____ TEXT PROVIDED
Living trust document with glasses and pen as one type of trust

An NY Trust Lawyer Discusses Trusts and Why They’re Important for Your Estate Plan 

When you’re ready to create an estate plan, you may think that a last will and testament is the only document you need. Many people don’t realize they might also need a trust. This strategy allows you to do more to safeguard your estate and help secure your legacy for your heirs and beneficiaries. 

 The skilled trust lawyers at Landskind & Ricaforte Law have helped thousands of New Yorkers create trusts as a way to protect their assets and help ensure their loved ones can bypass the time-consuming process of probate. Here, we discuss the various types of New York trusts we handle and why these trusts can be so beneficial to your estate plan.

Understanding New York Trusts

When you create a will, you offer a protective measure for your assets and family after you die. However, when you include a trust in your estate plan, you can also provide other advantages, including tax benefits and keeping your estate out of probate. Your successor trustee, who manages the trust, executes your wishes as you’ve documented them and enables heirs and beneficiaries to access their inheritances more quickly.

In New York, you can establish different types of trusts depending on your specific estate planning needs. The most common directive, known as a living trust or revocable trust, is a legal document created to help protect your assets. It’s an estate planning tool that allows you to transfer many types of assets into the possession of the trust. In a trust, you state what should be done with your assets after you die and who receives them.  

When you write a trust, you’re known as the “grantor” or “settlor,” and you can put just about anything you own into the trust. This includes: 

  • Money
  • Jewelry
  • Art collections
  • Vehicles, including RVs, motorcycles, and boats
  • Life insurance policies
  • Stocks and bonds
  • Digital assets
  • Written works

Advantages of a living trust include: 

  • It allows you to transfer assets in and out of the trust’s control whenever you feel it’s important or necessary.
________
____ PROVIDED MATERIAL
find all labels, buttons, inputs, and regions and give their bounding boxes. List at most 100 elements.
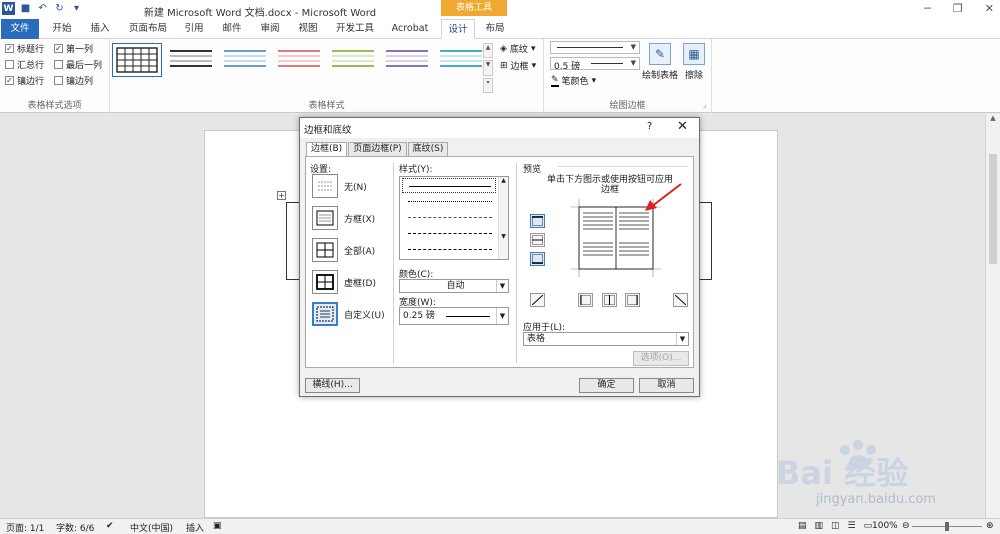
________
▶ TO-DO LIST
1: Answer these questions from the article on New York trusts, one per line:
(a) Besides "grantor," what other name does the article give to the person who writes a trust?
(b) Who manages the trust, according to the article?
(c) What two names does the article give for the most common directive?
2: For each statement, answer yes or no according to the article on New York trusts, and quote the words from the article that decide it:
(a) The trust lawyers at Landskind & Ricaforte Law have helped thousands of New Yorkers create trusts.
(b) Life insurance policies cannot be placed in a trust.
(c) Including a trust in an estate plan can keep the estate out of probate.
3: Continue the article on New York trusts, starting right after the last sentence it shows.

▶ FINAL ANSWERS
1:
(a) Settlor
(b) The successor trustee
(c) A living trust or revocable trust

2:
(a) Yes: "have helped thousands of New Yorkers create trusts"
(b) No: "Life insurance policies"
(c) Yes: "keeping your estate out of probate"

3:
  • It can help minimize your taxable income and eliminate intergenerational wealth taxes for your beneficiaries. 
  • It allows you to retain asset control while you’re still alive and simultaneously plan for their distribution after you die.
  • You can change, revise, or revoke the terms of the trust at any time to account for unexpected circumstances. 
  • It allows you to set conditions for dispersing an inheritance to a specific beneficiary—for example, stipulating that a child receive funds only for college or the purchase of a home.

Our New York Trust Lawyers Can Help You Establish a Trust

When you set up a trust, it’s important to understand the benefits and risks. That’s why you should obtain legal counsel when beginning the estate planning process or adding a trust to an existing plan. Our experienced Brooklyn trust lawyers explain how a trust may benefit your situation, and help you choose a directive that best fits your specific financial needs. Here are the five most common trusts we recommend to our clients. 

Revocable Trust

Also called a living trust, a revocable trust helps protect the grantor’s estate from probate—which is a primary benefit of this type of trust. As we mentioned above, this document allows you to have full control of your assets, amending or eliminating certain aspects as you wish.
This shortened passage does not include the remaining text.